Unpredictable Tariff Situation Causing Potential Buyers to Back Out
Making matters worse is the uncertain tariff possibilities looming within the U.S., which could bring about higher construction and home prices.
Desiree Bourgeois, a Redfin Premier agent in Detroit, gives an insider’s perspective on the situation: “Tariffs are coming up for the first time. I hosted an open house over the weekend, and some of the younger buyers were concerned about how they’re going to impact the housing market. They’re hearing the words tariffs and recession, and it’s making them nervous that if they buy now, the value of their home will decline, and they don’t know whether mortgage rates will go up or down. There’s a lot of uncertainty out there, with buyers trying to understand how their purchase would fit into their personal finances and the broader economic puzzle.”
Related Article: Pending Home Sales See Record Cancellation Rates as More People Turn to Rentals
Homeowner vs Tenant Income Requirement Gap Expected to Shrink as Rents Begin to Rise
Although the required income for homeowners vs renters is large, this gap is expected to get smaller as rents begin to go up. Elijah de la Campa adds, “The gap between what someone must earn to buy versus rent may shrink in the coming months, but only because rents are expected to rise as the number of new apartments hitting the market tapers off due to a construction slowdown.”

(Element and coordinate records)
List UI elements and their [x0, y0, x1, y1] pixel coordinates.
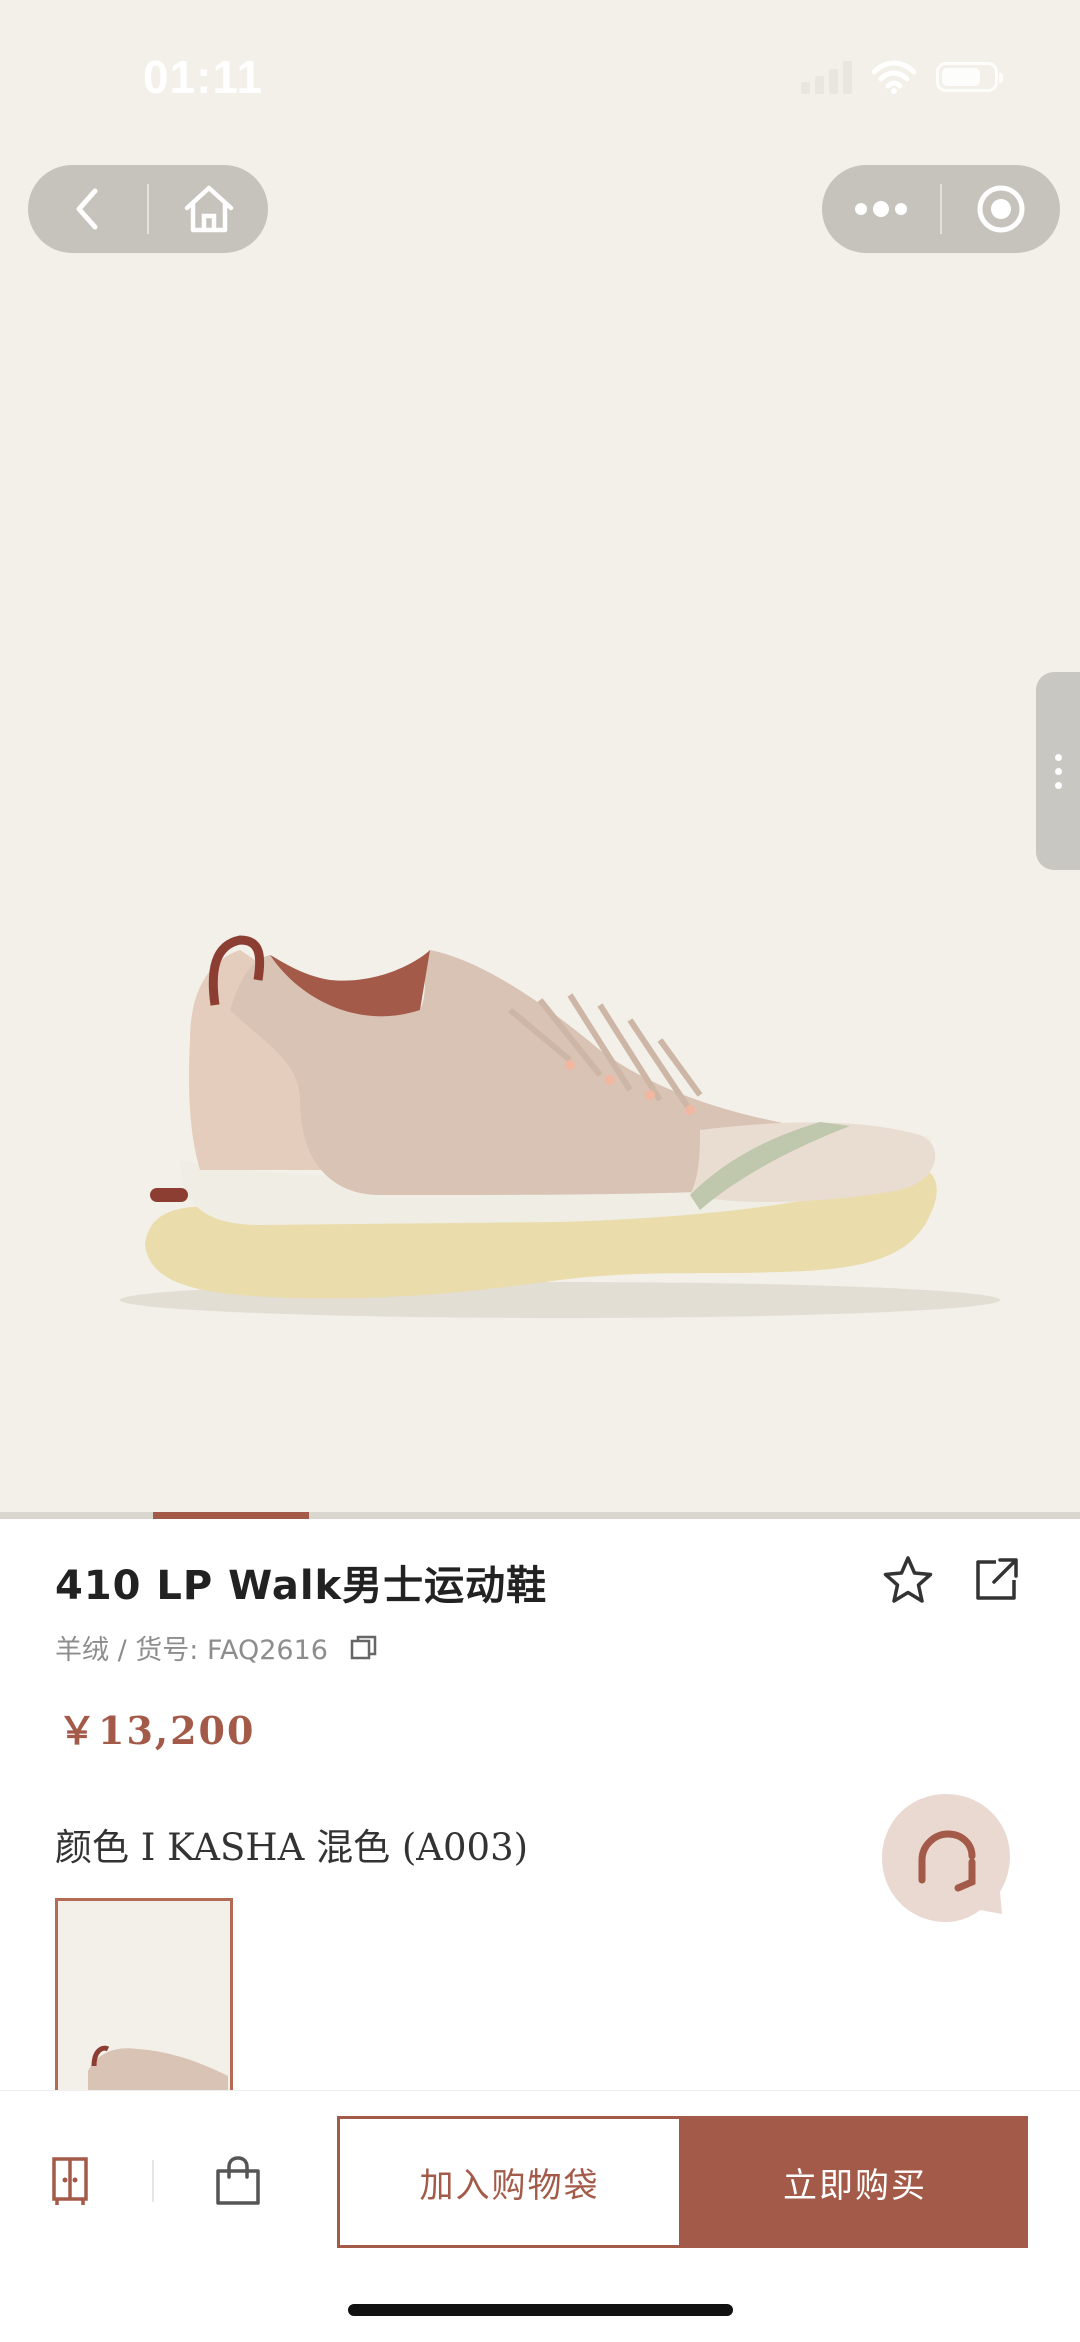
- home-button[interactable]: [149, 165, 268, 253]
- color-swatch-selected[interactable]: [55, 1898, 233, 2093]
- home-indicator: [348, 2304, 733, 2316]
- target-icon: [977, 185, 1025, 233]
- product-sku: 羊绒 / 货号: FAQ2616: [55, 1635, 328, 1666]
- gallery-progress: [0, 1512, 1080, 1519]
- customer-service-button[interactable]: [878, 1790, 1014, 1926]
- home-icon: [184, 185, 233, 233]
- add-to-bag-button[interactable]: 加入购物袋: [337, 2116, 682, 2248]
- chevron-left-icon: [76, 188, 97, 230]
- share-icon[interactable]: [972, 1556, 1020, 1604]
- battery-icon: [936, 62, 1003, 92]
- side-drawer-handle[interactable]: [1036, 672, 1080, 870]
- more-button[interactable]: [822, 165, 940, 253]
- miniapp-capsule: [822, 165, 1060, 253]
- product-image-gallery[interactable]: 01:11: [0, 0, 1080, 1512]
- buy-now-button[interactable]: 立即购买: [682, 2116, 1028, 2248]
- close-miniapp-button[interactable]: [942, 165, 1060, 253]
- product-meta: 羊绒 / 货号: FAQ2616: [55, 1628, 378, 1667]
- color-label: 颜色 I KASHA 混色 (A003): [55, 1826, 529, 1869]
- copy-icon[interactable]: [350, 1634, 378, 1662]
- bag-button[interactable]: [212, 2152, 264, 2210]
- signal-icon: [801, 60, 852, 94]
- status-time: 01:11: [143, 51, 264, 103]
- wifi-icon: [872, 60, 916, 94]
- wardrobe-button[interactable]: [44, 2152, 96, 2210]
- nav-capsule: [28, 165, 268, 253]
- star-icon[interactable]: [882, 1555, 934, 1605]
- status-icons: [801, 60, 1003, 94]
- more-dots-icon: [855, 201, 907, 217]
- bottom-divider: [152, 2160, 154, 2202]
- gallery-progress-fill: [153, 1512, 309, 1519]
- swatch-shoe-thumbnail: [88, 2045, 228, 2090]
- product-price: ￥13,200: [58, 1708, 256, 1753]
- wardrobe-icon: [52, 2157, 88, 2205]
- back-button[interactable]: [28, 165, 147, 253]
- bag-icon: [216, 2156, 260, 2205]
- product-title: 410 LP Walk男士运动鞋: [55, 1563, 548, 1609]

| Goal 1 |
Quote the tariff excerpt word for word, starting with "Unpredictable Tariff Situation" and going on through "and home prices.".
| Goal 2 |
In the records, please rewrite the lines starting with the line with "- home-button[interactable]: [149, 165, 268, 253]" and going on through the line with "- gallery-progress: [0, 1512, 1080, 1519]", putting "start" wherever "home" appears and keeping everything else the same. Give only those lines.
The text and the records have nothing to do with each other.

| Exercise result 1 |
Unpredictable Tariff Situation Causing Potential Buyers to Back Out
Making matters worse is the uncertain tariff possibilities looming within the U.S., which could bring about higher construction and home prices.

| Exercise result 2 |
- start-button[interactable]: [149, 165, 268, 253]
- color-swatch-selected[interactable]: [55, 1898, 233, 2093]
- start-indicator: [348, 2304, 733, 2316]
- target-icon: [977, 185, 1025, 233]
- product-sku: 羊绒 / 货号: FAQ2616: [55, 1635, 328, 1666]
- gallery-progress: [0, 1512, 1080, 1519]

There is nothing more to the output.